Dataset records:
::::::::::

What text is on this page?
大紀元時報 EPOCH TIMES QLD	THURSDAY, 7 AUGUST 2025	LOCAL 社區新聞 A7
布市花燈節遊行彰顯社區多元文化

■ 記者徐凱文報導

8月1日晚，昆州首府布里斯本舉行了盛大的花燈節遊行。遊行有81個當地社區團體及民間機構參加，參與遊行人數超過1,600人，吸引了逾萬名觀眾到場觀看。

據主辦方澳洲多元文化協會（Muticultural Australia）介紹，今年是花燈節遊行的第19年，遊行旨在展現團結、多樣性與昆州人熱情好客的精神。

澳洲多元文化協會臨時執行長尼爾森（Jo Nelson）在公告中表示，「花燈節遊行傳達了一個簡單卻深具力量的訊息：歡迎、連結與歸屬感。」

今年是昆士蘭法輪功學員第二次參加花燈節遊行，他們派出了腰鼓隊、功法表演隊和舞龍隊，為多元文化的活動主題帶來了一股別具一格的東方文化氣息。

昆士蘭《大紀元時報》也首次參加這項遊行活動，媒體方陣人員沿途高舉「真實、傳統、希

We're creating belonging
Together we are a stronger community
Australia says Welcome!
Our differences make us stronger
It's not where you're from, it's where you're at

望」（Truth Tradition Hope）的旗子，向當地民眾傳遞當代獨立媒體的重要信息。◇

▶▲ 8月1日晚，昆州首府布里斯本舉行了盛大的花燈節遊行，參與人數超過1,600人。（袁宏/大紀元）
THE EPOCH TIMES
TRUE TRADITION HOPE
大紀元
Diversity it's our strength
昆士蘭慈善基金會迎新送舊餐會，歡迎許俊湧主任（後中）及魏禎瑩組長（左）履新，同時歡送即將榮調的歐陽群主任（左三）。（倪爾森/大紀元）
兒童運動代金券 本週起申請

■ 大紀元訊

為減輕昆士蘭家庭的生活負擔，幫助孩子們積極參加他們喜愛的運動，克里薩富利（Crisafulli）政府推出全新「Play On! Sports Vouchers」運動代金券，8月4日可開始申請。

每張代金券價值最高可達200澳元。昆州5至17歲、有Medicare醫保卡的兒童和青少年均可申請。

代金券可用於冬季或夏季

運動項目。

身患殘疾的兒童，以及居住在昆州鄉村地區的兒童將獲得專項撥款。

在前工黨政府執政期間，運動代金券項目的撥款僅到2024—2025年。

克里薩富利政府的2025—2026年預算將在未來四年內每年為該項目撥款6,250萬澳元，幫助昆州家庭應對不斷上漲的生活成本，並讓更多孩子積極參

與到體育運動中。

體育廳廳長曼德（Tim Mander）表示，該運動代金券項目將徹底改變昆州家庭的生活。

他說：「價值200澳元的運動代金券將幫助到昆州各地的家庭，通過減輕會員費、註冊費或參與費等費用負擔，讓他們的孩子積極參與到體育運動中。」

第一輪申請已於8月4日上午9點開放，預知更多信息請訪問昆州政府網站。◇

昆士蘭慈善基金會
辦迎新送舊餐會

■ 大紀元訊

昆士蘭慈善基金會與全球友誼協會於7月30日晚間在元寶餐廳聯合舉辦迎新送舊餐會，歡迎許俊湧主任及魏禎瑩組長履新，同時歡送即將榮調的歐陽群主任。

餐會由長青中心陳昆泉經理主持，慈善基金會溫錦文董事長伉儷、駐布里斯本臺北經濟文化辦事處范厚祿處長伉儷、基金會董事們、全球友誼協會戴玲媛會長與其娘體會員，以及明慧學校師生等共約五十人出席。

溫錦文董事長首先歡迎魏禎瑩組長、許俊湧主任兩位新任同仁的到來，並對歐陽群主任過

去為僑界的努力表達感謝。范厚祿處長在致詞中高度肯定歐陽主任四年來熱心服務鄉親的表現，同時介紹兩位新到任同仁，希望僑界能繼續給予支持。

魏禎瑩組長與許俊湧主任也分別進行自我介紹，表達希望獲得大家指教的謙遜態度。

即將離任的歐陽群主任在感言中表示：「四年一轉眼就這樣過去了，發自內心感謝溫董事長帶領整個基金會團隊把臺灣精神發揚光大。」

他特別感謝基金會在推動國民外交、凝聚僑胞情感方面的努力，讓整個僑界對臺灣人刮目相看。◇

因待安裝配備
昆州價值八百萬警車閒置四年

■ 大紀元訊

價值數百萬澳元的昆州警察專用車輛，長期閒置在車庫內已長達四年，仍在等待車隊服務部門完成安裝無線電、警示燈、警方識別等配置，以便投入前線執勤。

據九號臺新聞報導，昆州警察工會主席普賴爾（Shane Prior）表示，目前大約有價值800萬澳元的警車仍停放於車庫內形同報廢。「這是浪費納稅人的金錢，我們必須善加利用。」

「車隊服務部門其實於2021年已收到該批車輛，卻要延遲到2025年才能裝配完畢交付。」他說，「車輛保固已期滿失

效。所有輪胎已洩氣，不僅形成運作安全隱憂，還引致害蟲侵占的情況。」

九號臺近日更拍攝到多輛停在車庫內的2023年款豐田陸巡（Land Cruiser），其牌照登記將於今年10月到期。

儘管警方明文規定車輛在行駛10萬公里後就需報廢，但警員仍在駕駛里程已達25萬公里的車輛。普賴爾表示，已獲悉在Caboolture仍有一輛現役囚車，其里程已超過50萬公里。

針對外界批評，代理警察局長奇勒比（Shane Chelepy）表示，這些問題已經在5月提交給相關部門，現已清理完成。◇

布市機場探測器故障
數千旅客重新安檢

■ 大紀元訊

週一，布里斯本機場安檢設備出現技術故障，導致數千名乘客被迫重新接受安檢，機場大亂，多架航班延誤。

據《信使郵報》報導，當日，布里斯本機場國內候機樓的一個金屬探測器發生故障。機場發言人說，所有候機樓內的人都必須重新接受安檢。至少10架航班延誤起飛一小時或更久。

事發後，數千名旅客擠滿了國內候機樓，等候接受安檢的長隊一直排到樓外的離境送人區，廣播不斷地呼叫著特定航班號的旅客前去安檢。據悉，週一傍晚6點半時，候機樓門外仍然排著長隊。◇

::::::::::

## Instructions for the task
List all lines holding the string "大紀元時報".

## Problem solution
大紀元時報 EPOCH TIMES QLD	THURSDAY, 7 AUGUST 2025	LOCAL 社區新聞 A7
昆士蘭《大紀元時報》也首次參加這項遊行活動，媒體方陣人員沿途高舉「真實、傳統、希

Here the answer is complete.